• Written problem
Reply with one number: how many lines contain the word "Liter".

• Record list

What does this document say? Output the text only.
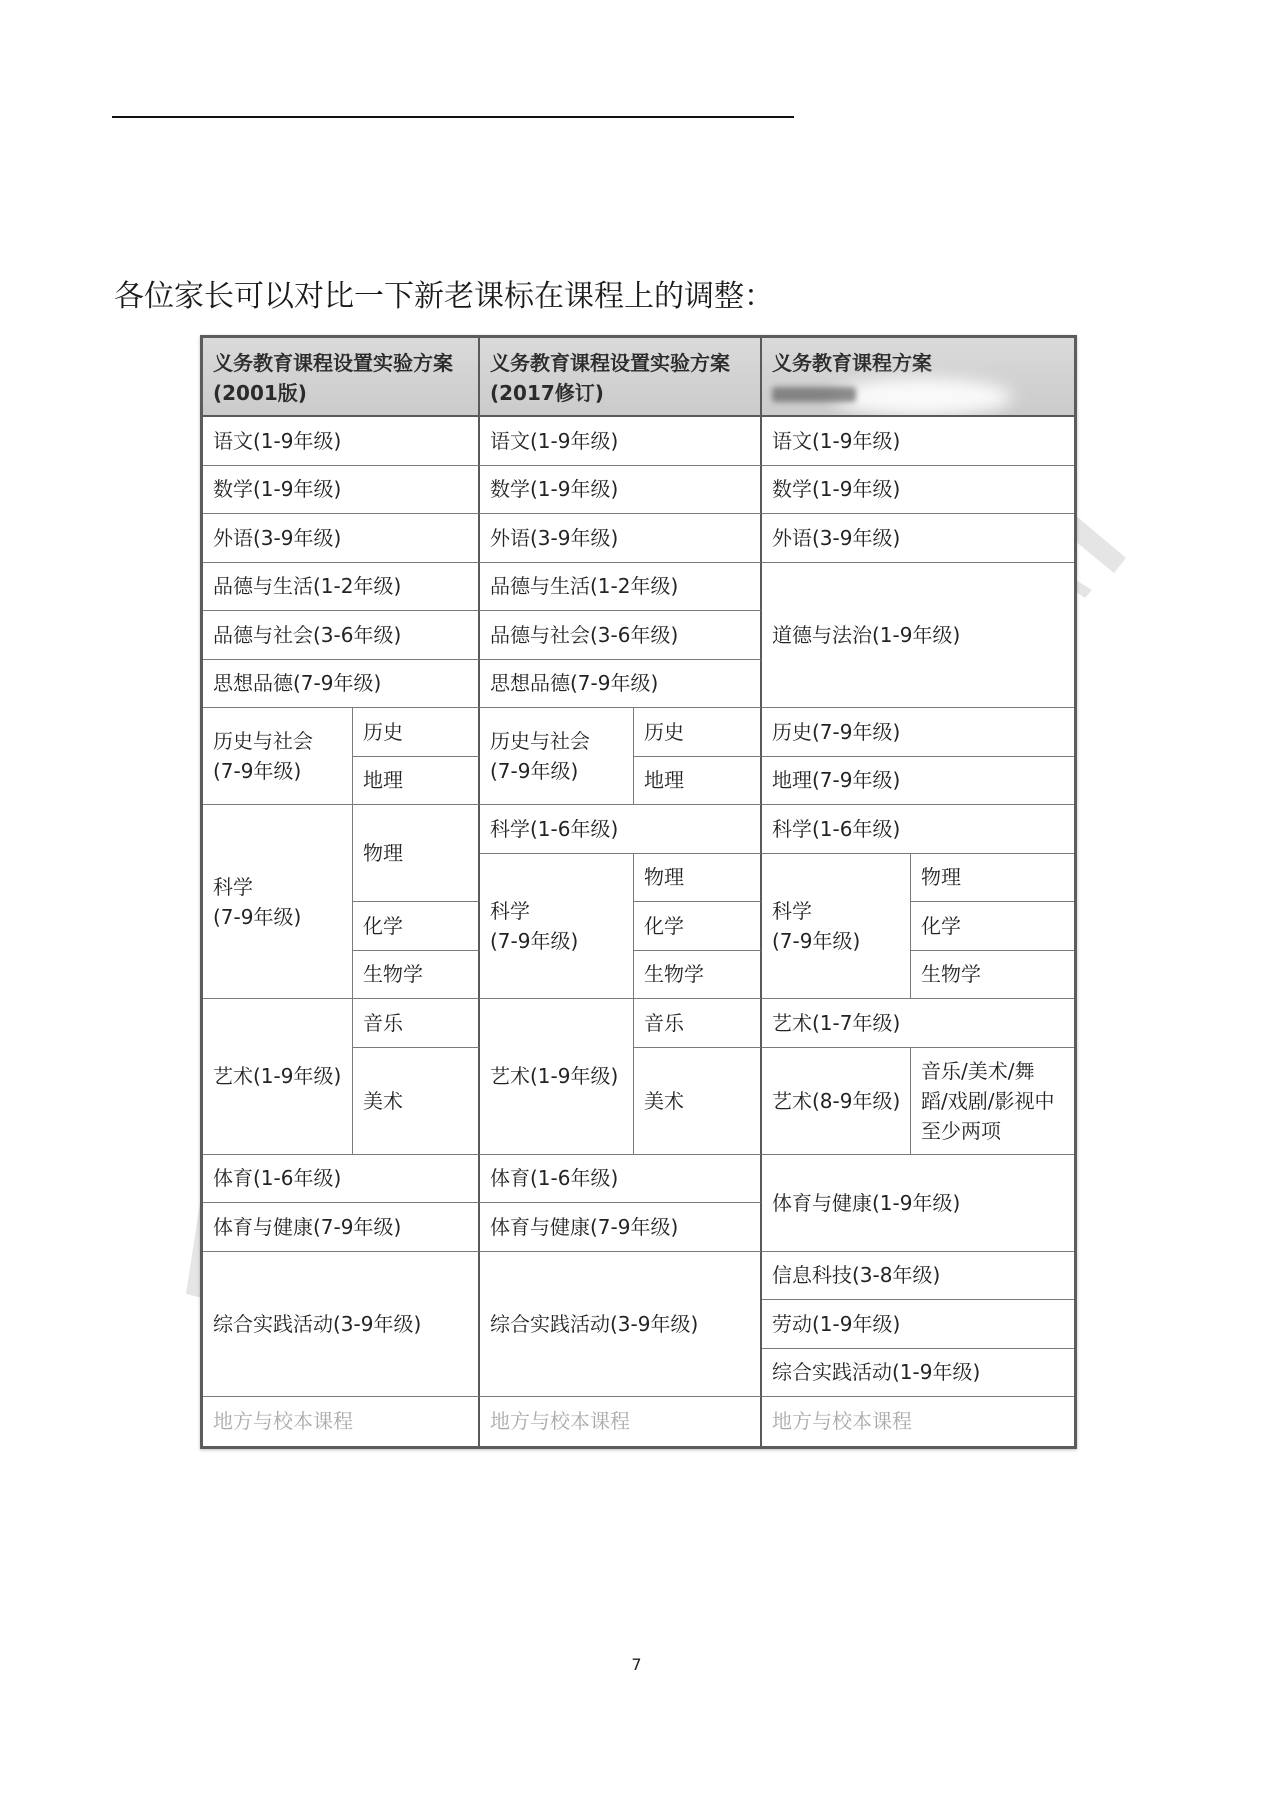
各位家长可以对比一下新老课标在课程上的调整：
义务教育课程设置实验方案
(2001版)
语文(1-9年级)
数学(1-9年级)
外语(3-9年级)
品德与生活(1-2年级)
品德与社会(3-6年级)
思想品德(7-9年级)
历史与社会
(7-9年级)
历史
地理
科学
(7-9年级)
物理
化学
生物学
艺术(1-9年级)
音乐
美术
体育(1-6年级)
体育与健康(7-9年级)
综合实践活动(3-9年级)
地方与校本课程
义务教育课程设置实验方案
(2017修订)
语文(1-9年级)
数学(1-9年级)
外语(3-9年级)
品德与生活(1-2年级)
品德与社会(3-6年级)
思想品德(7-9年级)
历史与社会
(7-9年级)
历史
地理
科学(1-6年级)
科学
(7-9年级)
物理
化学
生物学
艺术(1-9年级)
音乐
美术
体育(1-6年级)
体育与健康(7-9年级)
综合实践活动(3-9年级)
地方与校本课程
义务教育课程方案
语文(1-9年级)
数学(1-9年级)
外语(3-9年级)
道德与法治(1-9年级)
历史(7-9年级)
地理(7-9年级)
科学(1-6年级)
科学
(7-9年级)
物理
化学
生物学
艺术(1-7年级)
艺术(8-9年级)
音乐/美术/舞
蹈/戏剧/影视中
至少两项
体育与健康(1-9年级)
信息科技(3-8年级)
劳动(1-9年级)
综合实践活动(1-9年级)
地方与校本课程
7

--

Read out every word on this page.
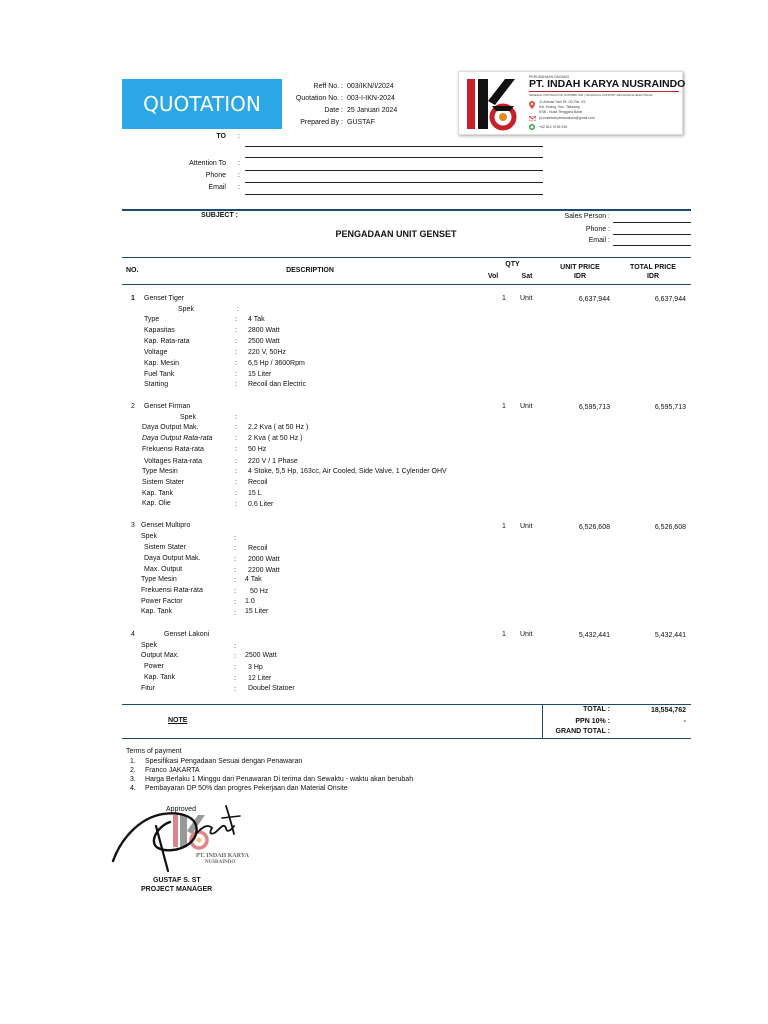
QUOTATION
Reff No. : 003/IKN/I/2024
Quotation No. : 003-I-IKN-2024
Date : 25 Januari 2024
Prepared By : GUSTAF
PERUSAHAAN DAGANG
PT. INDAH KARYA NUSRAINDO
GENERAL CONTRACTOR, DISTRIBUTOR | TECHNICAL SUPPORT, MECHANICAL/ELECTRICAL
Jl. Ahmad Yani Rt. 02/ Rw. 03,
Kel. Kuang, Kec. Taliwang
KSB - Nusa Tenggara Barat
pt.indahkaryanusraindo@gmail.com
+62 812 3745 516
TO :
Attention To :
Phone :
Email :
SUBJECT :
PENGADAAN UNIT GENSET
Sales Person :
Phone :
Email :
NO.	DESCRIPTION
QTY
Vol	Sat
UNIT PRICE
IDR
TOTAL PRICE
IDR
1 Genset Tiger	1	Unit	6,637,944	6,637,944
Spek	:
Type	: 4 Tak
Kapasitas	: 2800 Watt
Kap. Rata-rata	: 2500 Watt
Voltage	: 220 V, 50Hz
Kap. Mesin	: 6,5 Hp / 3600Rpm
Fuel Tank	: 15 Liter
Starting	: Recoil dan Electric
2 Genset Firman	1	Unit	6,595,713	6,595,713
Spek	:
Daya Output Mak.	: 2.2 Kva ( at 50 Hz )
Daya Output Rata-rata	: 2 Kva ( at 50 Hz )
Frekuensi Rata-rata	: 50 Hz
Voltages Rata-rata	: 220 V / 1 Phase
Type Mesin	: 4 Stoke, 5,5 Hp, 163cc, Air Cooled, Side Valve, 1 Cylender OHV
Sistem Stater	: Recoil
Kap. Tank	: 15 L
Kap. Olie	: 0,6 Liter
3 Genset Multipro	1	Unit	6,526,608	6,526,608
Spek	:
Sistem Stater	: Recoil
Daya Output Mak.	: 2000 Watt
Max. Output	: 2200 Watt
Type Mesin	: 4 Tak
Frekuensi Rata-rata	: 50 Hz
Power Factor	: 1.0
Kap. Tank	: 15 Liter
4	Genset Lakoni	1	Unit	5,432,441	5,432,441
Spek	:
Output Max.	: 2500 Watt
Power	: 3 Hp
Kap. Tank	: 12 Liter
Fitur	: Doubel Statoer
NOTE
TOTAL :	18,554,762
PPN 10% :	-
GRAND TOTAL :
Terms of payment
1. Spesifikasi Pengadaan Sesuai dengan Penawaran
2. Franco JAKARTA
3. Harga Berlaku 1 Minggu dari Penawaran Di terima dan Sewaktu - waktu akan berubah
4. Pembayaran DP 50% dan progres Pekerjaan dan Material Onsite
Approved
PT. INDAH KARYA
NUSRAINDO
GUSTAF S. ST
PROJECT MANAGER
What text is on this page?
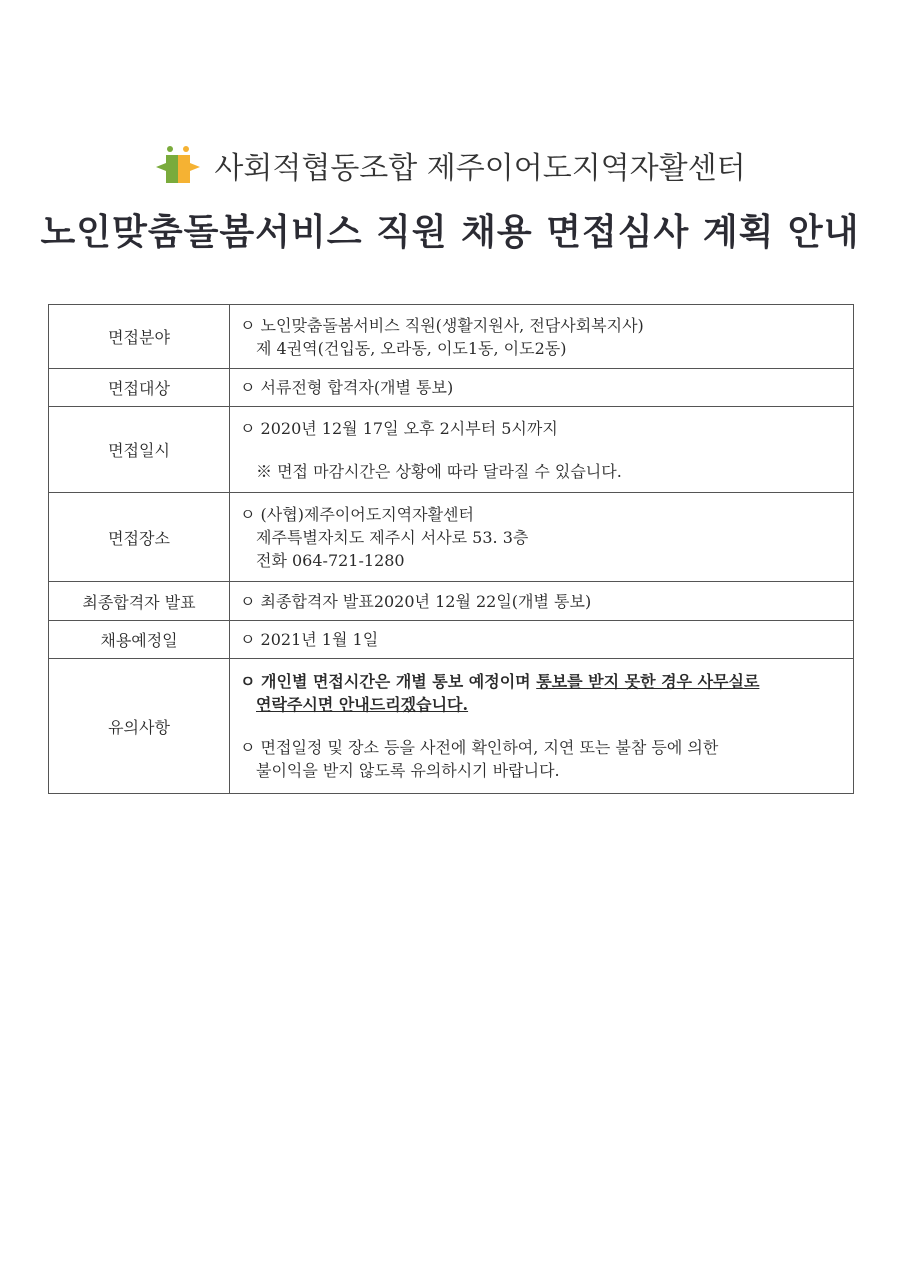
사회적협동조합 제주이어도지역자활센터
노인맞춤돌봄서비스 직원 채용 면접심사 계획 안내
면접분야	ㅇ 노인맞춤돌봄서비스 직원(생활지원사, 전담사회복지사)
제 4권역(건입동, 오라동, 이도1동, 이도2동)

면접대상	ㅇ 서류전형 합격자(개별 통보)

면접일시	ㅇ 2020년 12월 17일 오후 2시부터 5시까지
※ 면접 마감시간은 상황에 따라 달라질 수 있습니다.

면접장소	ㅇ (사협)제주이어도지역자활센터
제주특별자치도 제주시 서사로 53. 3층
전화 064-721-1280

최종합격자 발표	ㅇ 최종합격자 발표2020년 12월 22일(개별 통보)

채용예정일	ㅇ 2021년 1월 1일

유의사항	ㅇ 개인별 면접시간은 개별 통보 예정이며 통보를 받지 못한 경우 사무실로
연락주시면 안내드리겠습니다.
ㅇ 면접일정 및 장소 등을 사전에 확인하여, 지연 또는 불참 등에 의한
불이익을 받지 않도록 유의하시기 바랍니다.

• Solution to the exercise
4